= WRITTEN REQUEST =
Wherever the string "desired" shows up in a line, count that line. Give the total alone.

= DATASET ROWS =
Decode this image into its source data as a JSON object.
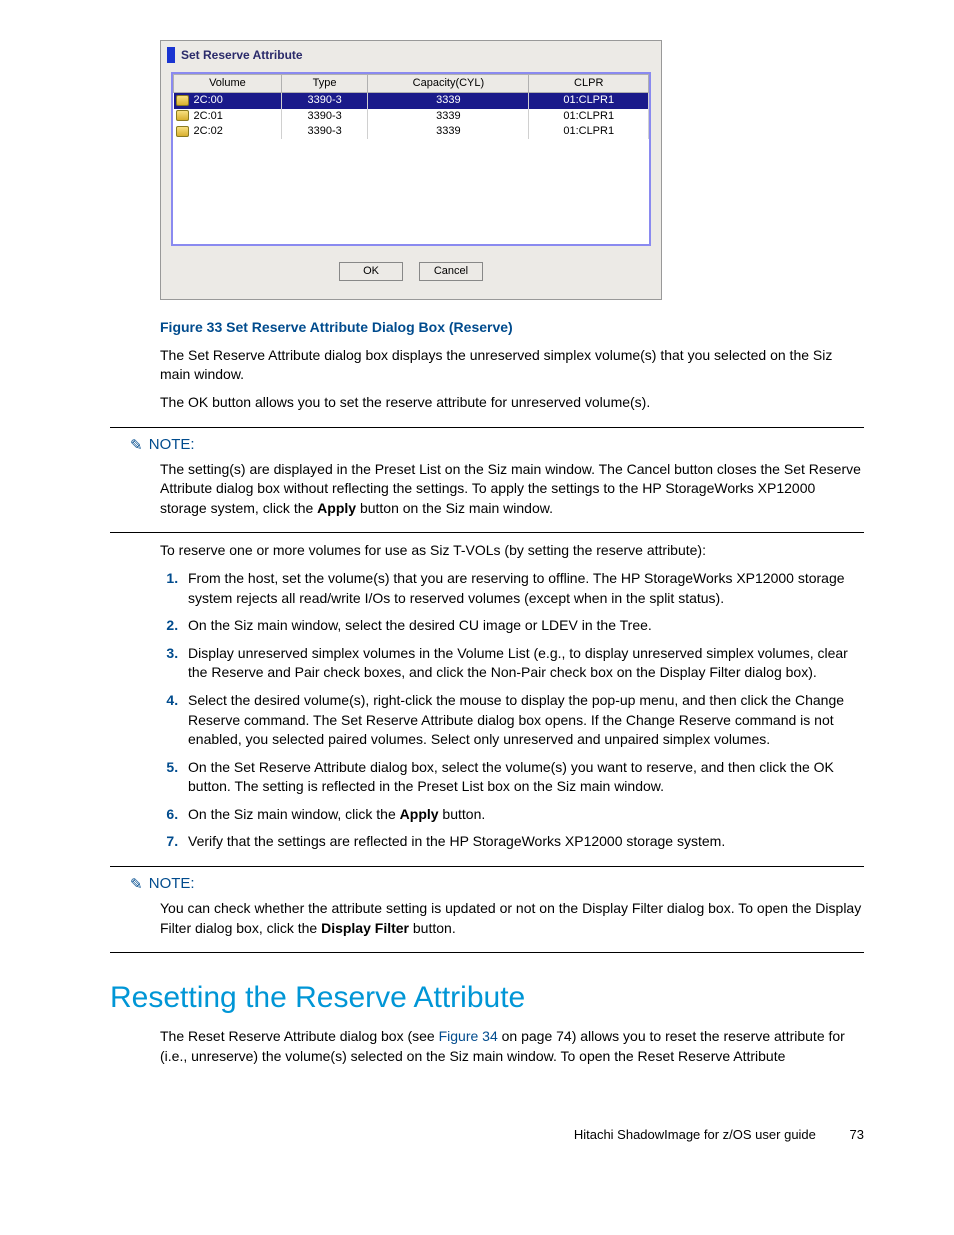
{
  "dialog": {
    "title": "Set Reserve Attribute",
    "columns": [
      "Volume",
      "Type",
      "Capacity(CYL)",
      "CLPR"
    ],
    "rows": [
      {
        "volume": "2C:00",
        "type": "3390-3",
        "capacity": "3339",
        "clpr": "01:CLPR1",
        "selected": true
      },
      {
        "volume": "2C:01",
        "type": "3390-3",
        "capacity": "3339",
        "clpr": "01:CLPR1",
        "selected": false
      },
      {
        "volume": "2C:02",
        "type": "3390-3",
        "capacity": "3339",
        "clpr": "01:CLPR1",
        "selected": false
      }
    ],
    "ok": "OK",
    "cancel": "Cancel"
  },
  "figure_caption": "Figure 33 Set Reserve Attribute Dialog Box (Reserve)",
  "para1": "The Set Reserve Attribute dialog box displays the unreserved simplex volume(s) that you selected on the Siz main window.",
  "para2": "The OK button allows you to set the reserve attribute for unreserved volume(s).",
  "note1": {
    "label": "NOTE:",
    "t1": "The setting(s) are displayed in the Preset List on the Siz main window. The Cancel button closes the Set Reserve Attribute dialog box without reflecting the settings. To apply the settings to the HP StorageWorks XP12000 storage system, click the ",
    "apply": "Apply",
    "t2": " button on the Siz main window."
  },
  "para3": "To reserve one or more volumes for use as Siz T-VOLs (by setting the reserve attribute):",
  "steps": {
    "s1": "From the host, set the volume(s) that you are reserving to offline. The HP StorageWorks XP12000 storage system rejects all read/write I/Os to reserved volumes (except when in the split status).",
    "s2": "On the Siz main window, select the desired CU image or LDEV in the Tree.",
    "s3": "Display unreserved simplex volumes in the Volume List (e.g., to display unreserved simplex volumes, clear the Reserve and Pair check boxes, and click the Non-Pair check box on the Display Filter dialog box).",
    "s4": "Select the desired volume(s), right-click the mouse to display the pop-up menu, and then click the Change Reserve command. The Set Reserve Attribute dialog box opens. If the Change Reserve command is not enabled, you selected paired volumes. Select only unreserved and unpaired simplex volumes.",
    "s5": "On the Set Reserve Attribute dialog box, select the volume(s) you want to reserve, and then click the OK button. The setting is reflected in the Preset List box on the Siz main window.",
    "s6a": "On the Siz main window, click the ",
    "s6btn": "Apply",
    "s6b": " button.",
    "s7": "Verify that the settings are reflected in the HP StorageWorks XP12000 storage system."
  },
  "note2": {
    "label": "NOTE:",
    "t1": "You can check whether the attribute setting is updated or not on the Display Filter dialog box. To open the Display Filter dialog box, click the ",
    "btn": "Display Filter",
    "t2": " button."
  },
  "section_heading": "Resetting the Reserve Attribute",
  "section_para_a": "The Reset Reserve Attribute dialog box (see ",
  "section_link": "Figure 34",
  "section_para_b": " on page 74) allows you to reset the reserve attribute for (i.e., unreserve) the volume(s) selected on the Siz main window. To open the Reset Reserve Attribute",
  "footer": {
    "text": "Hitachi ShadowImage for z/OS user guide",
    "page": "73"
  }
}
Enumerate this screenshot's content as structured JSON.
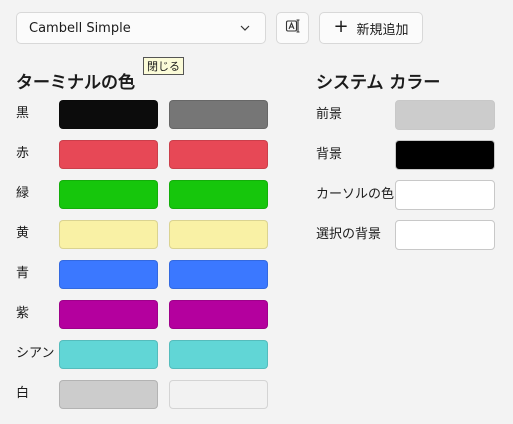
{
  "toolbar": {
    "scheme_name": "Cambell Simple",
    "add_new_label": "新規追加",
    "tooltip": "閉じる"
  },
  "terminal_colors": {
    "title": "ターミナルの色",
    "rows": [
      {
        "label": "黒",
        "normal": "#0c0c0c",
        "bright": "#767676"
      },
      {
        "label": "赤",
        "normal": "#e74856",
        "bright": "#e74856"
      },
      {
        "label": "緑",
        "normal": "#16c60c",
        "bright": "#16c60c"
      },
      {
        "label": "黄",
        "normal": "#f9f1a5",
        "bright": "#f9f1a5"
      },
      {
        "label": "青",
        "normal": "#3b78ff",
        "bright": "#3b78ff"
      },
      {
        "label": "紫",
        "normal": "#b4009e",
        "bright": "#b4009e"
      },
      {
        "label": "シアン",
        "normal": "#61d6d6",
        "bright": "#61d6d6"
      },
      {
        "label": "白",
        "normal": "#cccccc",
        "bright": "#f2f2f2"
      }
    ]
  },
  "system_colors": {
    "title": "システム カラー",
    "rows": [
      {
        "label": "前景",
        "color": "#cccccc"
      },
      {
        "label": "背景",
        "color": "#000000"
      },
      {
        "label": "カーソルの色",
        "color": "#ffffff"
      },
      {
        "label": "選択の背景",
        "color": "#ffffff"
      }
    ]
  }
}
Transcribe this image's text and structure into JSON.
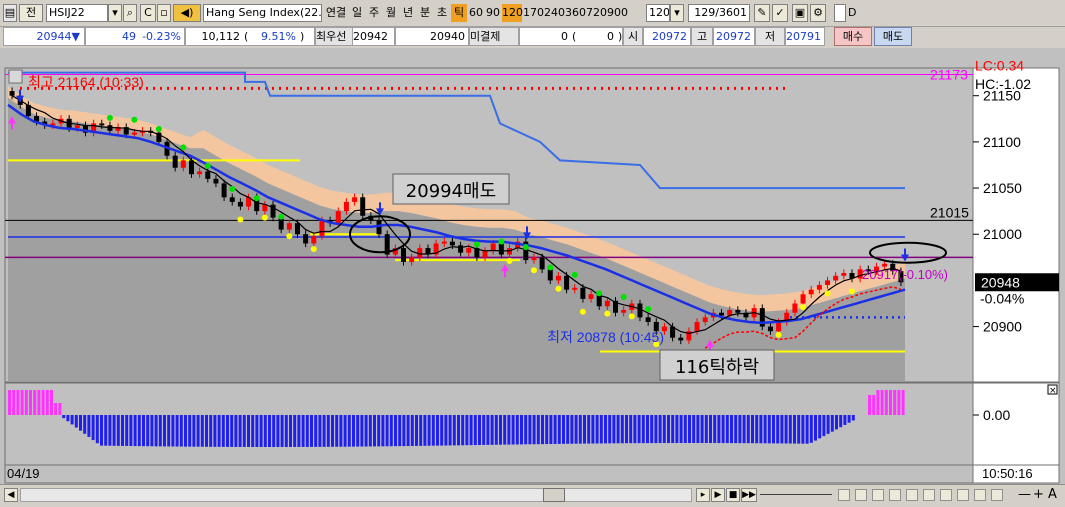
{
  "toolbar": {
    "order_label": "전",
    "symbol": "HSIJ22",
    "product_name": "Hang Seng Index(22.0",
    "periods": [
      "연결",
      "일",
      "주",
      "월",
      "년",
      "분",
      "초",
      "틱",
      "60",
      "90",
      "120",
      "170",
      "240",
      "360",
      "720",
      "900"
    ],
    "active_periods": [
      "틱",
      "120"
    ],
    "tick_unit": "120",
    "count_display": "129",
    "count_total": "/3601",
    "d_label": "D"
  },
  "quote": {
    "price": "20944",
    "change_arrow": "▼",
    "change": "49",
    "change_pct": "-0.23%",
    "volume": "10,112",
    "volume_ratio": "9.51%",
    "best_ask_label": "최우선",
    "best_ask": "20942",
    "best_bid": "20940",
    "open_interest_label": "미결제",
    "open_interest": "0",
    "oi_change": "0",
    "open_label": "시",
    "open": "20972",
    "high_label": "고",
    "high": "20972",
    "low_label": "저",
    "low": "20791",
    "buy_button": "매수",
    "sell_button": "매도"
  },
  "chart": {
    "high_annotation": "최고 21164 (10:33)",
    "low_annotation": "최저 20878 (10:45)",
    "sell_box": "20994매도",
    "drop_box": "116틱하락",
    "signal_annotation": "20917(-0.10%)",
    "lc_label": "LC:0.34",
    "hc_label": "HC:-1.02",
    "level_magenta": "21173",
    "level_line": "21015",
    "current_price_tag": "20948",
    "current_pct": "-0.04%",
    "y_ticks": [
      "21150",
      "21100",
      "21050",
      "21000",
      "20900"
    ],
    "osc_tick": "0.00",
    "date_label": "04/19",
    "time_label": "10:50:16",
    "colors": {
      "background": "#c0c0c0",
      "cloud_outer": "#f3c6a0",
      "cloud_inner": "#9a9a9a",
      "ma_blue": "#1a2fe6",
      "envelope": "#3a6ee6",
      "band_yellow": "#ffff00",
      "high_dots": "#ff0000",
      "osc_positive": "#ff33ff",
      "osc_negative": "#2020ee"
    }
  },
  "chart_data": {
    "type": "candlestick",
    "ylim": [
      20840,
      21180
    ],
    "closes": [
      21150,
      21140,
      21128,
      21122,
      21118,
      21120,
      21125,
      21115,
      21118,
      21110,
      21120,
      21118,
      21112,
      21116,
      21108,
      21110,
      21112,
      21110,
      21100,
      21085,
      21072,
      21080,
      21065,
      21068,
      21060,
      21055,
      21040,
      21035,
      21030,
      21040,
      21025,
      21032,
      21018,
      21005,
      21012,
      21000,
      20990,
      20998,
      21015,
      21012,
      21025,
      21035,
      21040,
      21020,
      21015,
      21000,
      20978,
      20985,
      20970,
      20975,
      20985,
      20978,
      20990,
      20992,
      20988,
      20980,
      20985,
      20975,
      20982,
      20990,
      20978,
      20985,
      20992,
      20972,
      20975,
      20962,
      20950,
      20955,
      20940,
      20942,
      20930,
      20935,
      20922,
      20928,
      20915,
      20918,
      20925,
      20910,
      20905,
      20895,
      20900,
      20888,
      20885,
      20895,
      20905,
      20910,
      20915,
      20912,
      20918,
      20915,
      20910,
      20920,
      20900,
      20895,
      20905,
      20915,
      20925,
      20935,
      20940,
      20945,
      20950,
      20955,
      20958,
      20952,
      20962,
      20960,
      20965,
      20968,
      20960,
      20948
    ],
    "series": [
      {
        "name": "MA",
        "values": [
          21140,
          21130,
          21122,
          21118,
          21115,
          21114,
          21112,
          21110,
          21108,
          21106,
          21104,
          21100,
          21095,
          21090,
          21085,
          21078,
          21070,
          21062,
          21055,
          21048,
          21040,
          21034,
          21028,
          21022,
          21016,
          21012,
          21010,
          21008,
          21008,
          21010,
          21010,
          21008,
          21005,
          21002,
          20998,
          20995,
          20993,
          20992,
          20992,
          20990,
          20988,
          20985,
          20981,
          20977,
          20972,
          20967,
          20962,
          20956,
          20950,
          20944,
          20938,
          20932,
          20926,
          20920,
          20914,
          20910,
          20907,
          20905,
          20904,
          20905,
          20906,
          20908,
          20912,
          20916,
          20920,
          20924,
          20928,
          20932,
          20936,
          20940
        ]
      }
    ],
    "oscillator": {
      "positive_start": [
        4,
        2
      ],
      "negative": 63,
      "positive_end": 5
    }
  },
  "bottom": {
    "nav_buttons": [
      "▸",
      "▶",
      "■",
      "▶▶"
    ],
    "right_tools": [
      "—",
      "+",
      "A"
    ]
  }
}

= ANSWER FOR THE TASK =
2